WRITTEN INSTRUCTION: Take the data that follows and retype it word for word.

RAW RECORDS:
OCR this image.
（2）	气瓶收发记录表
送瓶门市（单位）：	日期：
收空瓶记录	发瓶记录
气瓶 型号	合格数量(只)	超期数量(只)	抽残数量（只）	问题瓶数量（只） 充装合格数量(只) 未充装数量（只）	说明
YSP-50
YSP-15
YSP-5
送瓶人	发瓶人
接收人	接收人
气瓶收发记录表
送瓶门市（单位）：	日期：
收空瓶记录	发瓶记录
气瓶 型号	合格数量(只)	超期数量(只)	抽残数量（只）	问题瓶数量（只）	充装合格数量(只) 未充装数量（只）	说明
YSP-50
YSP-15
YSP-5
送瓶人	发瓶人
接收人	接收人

SOLUTION:
OCR this image.
（2）	气瓶收发记录表
送瓶门市（单位）：	日期：
收空瓶记录	发瓶记录
气瓶 型号	合格数量(只)	超期数量(只)	抽残数量（只）	问题瓶数量（只） 充装合格数量(只) 未充装数量（只）	说明
YSP-50
YSP-15
YSP-5
送瓶人	发瓶人
接收人	接收人
气瓶收发记录表
送瓶门市（单位）：	日期：
收空瓶记录	发瓶记录
气瓶 型号	合格数量(只)	超期数量(只)	抽残数量（只）	问题瓶数量（只）	充装合格数量(只) 未充装数量（只）	说明
YSP-50
YSP-15
YSP-5
送瓶人	发瓶人
接收人	接收人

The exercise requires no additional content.